Kaynak belge –
——————
6100 sayılı HMK.'nın 310. maddesinde de feragat ve kabulün zamanı düzenlenmiştir. Anılan maddeye göre feragat ve kabul hüküm kesinleşinceye kadar her zaman yapılabilir.

Eski HMUK.'un 95. ve yeni HMK.'nın 311. maddesine göre de feragat ve kabulün kesin hüküm gibi hukuki sonuç doğuracağı kabul edilmiştir.

Açıklanan tüm bu yasal düzenlemelerden de anlaşılacağı üzere feragat veya kabul davaya son veren taraf işlemlerinden olup maddi anlamında kesin hüküm gibi sonuç doğurmaktadır.

1086 sayılı HUMK'.un 72, 79. maddeleri ile 6100 sayılı HMK.'nın 24. maddesi göz önüne alındığında, çekişmeli yargıda kural olarak “tasarruf ilkesi” geçerlidir. Taraflar dava konusu üzerinde serbestçe tasarrufta bulunabilirler. Davadan feragat, davacının talep sonucundan kısmen veya tamamen vazgeçmesidir. Davadan feragat talep eden davacı, dava dilekçesinin talep sonucu bölümünde istemiş olduğu haktan tamamen veya kısmen vazgeçer. Hiç kimse kendi lehine olan bir davayı açmaya zorlanamayacağı gibi, davacı da, açmış olduğu bir davayı sonuna kadar takip etmeye zorlanamaz. Bunun doğal bir sonucu olarak, davacı feragat etmek suretiyle açmış olduğu davayı sona erdirebilir.

Davadan feragat, davacının mahkemeye karşı yapacağı tek taraflı bir irade beyanı ile olur. Feragatın geçerliliği için, bunun davalı ve mahkeme tarafından kabul edilmesine veya davalının muvafakat etmesine gerek yoktur. Yani, davadan feragatın tamamlanması için, davacının feragat beyanının mahkemeye ulaşması yeterlidir. Bu feragat beyanının ayrıca davalıya da ulaşması, feragatın davalı tarafından da öğrenilmesi, feragatın tamamlanması için bir koşul değildir. Çünkü davacı, davadan feragat etmekle yalnız davasını geri almakla yetinmemekte, ayrıca dava konusu yapmış olduğu haktan vazgeçmektedir. Feragatın geçerliliği için, mahkeme tarafından da kabul edilmesine gerek yoktur. Mahkeme, sadece davacının feragat beyanının gerçekten feragat olup olmadığını ve kanunun öngördüğü şekilde yapılıp yapılmadığını araştırır. Mahkeme, davacının beyanının gerçekten feragat olduğunu ve kanunun öngördüğü şekilde yapıldığını tespit ederse, davanın feragat nedeniyle reddine karar verir. Davadan feragat bir usul işlemi ise de içeriği bakımından bir maddi hukuk işlemidir. Bu maddi hukuk işlemi ile taraflar arasındaki uyuşmazlık son bulur. Davadan feragatın içeriği olan maddi hukuk işlemi ancak maddi hukuk kurallarına göre iptal ettirilebilir.
——————
Veri kesitleri –
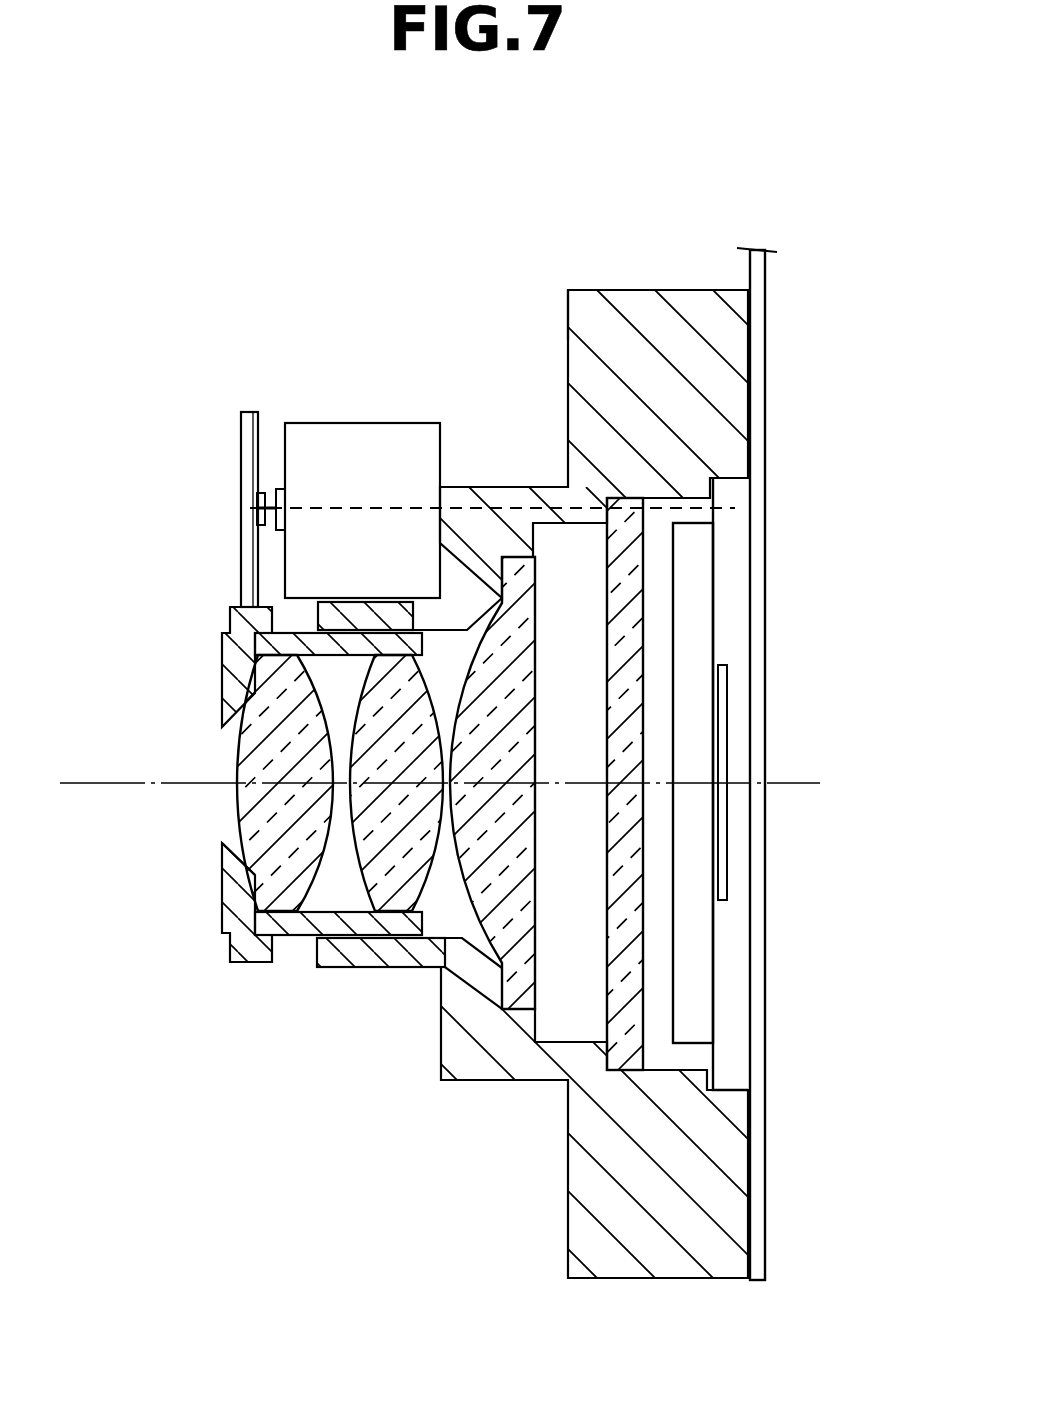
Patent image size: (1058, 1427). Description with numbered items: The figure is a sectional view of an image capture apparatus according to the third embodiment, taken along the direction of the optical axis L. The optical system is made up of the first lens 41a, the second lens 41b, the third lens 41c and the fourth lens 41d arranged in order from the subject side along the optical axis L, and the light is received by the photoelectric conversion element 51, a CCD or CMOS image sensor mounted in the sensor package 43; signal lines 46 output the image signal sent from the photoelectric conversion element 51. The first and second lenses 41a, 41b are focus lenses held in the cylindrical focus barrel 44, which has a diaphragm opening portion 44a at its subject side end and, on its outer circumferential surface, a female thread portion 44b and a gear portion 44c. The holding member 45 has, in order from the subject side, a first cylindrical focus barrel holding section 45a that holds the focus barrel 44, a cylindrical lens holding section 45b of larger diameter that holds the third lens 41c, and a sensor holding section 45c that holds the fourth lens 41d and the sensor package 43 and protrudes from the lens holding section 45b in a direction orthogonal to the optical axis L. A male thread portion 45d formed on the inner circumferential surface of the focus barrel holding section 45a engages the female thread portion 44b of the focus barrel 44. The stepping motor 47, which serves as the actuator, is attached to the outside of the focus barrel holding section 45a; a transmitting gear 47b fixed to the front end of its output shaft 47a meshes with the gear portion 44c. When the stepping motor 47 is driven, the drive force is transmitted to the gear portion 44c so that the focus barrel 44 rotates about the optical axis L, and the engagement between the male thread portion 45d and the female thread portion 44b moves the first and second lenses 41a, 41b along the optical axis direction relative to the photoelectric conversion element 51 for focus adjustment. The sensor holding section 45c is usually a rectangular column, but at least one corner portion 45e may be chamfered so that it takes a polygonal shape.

The optical axis L is at (178, 783).
The first lens 41a is at (288, 903).
The second lens 41b is at (397, 898).
The third lens 41c is at (520, 1000).
The fourth lens 41d is at (630, 1052).
The sensor package 43 is at (735, 538).
The focus barrel 44 is at (223, 907).
The diaphragm opening portion 44a is at (222, 865).
The female thread portion 44b is at (335, 940).
The gear portion 44c is at (240, 606).
The holding member 45 is at (467, 497).
The focus barrel holding section 45a is at (368, 968).
The lens holding section 45b is at (533, 493).
The sensor holding section 45c is at (650, 318).
The male thread portion 45d is at (366, 628).
The corner portion 45e is at (568, 290).
The signal lines 46 is at (767, 280).
The stepping motor 47 is at (313, 440).
The output shaft 47a is at (252, 508).
The transmitting gear 47b is at (250, 437).
The photoelectric conversion element 51 is at (722, 707).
——————
Verilen görev 1 –
Kaynak belgede atıf yapılan kanun maddelerinin tamamını, her birinin ait olduğu kanunla birlikte sıralayın.
Verilen görev 2 –
Davadan feragate ilişkin metni son cümlesinden sonrasıyla sürdürün.

Yazılı cevap 1 –
- 6100 sayılı HMK'nın 310. maddesi
- Eski HMUK'un 95. maddesi
- Yeni HMK'nın 311. maddesi
- 1086 sayılı HUMK'un 72. maddesi
- 1086 sayılı HUMK'un 79. maddesi
- 6100 sayılı HMK'nın 24. maddesi

Yazılı cevap 2 –
Feragat aynı zamanda tek taraflı bir usul işlemidir. Mahkemenin davanın feragat nedeniyle reddine ilişkin kararı yalnız usul hukukuna dayanan bozma sebeplerinden dolayı kanun yoluna götürülebilir. Davadan feragat kesin hüküm gibi sonuç doğurur. Kesin hükümden maksat şekli anlamında bir kesin hüküm olmayıp, maddi anlamda bir kesin hükümdür. Yani feragat nedeniyle reddedilen dava, aynı konuda, aynı taraflar arasında ve aynı dava sebebine dayanılarak yeniden açılamaz, açılırsa kesin hüküm nedeniyle reddedilir (Bkz.Medeni Usul Hukuku-Prof DR. Baki Kuru- Prof Dr. Ramazan Arslan- Prof Dr. Ejder Yılmaz).

Somut olayda; tapu iptal ve tescil davası 25/09/2014 tarihinde açılmıştır. Mahkemece 29/04/2014 tarihli tensip zaptı düzenlenmiştir. Dava dilekçesi davalıya 12/04/2014 tarihinde tebliğ edilmiştir. Davacı vekili 02/10/2014 tarihli dilekçesiyle davadan feragat etmiştir. Mahkemece de yargıda tasarruf ilkesi gereğince aynı gün davanın feragat nedeniyle reddine karar verilmiştir. Feragat tarihine kadar davalı vekili tarafından dosyaya bir vekaletname veya cevap dilekçesi ibraz edilmemiştir.

Dava dilekçesinin karşı tarafa tebliğ edilmiş olması ve mahkemece de buna rağmen duruşma günü beklenmeden celse açılarak karar verilmesi, karşı taraf lehine bir vekalet ücretine hükmedilmesi hakkını vermez.

Mahkemece yapılacak iş, feragat nedeniyle ret verilen kararda davalı lehine vekalet ücretine hükmedilmemesinden ibarettir.

Açıklanan nedenlerle kararın bozulması gerekmiştir.

SONUÇ: Yukarıda açıklanan nedenlerle kararın davacı yararına BOZULMASINA, peşin alınan harçların istek halinde temyiz edene iadesine, karara karşı tebliğ tarihinden itibaren 15 gün içinde karar düzeltme isteminde bulunulabileceğine, 21.11.2022 tarihinde oy çokluğuyla karar verildi.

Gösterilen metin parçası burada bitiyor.